* _Task brief_:
All entries must be extracted exactly, with nothing added or dropped.

* _Data supplied_:
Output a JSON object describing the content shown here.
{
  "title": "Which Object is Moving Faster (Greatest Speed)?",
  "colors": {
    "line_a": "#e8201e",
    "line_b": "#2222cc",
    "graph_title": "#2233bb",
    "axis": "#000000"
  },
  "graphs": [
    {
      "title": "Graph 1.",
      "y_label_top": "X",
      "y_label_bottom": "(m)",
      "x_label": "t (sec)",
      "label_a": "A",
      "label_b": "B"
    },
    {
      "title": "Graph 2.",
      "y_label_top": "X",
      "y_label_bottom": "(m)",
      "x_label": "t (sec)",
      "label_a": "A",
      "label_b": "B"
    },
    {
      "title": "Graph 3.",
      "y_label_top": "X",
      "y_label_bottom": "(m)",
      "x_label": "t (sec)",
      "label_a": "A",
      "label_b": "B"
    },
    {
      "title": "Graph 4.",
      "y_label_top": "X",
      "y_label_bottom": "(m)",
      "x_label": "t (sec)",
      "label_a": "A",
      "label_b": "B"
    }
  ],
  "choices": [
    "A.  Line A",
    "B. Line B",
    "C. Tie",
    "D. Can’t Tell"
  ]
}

* _Solved exercise_:
Output a JSON object describing the content shown here.
{
  "title": "Which Object is Moving Faster (Greatest Speed)?",
  "colors": {
    "line_a": "#e8201e",
    "line_b": "#2222cc",
    "graph_title": "#2233bb",
    "axis": "#000000"
  },
  "graphs": [
    {
      "title": "Graph 1.",
      "y_label_top": "X",
      "y_label_bottom": "(m)",
      "x_label": "t (sec)",
      "label_a": "A",
      "label_b": "B"
    },
    {
      "title": "Graph 2.",
      "y_label_top": "X",
      "y_label_bottom": "(m)",
      "x_label": "t (sec)",
      "label_a": "A",
      "label_b": "B"
    },
    {
      "title": "Graph 3.",
      "y_label_top": "X",
      "y_label_bottom": "(m)",
      "x_label": "t (sec)",
      "label_a": "A",
      "label_b": "B"
    },
    {
      "title": "Graph 4.",
      "y_label_top": "X",
      "y_label_bottom": "(m)",
      "x_label": "t (sec)",
      "label_a": "A",
      "label_b": "B"
    }
  ],
  "choices": [
    "A.  Line A",
    "B. Line B",
    "C. Tie",
    "D. Can’t Tell"
  ]
}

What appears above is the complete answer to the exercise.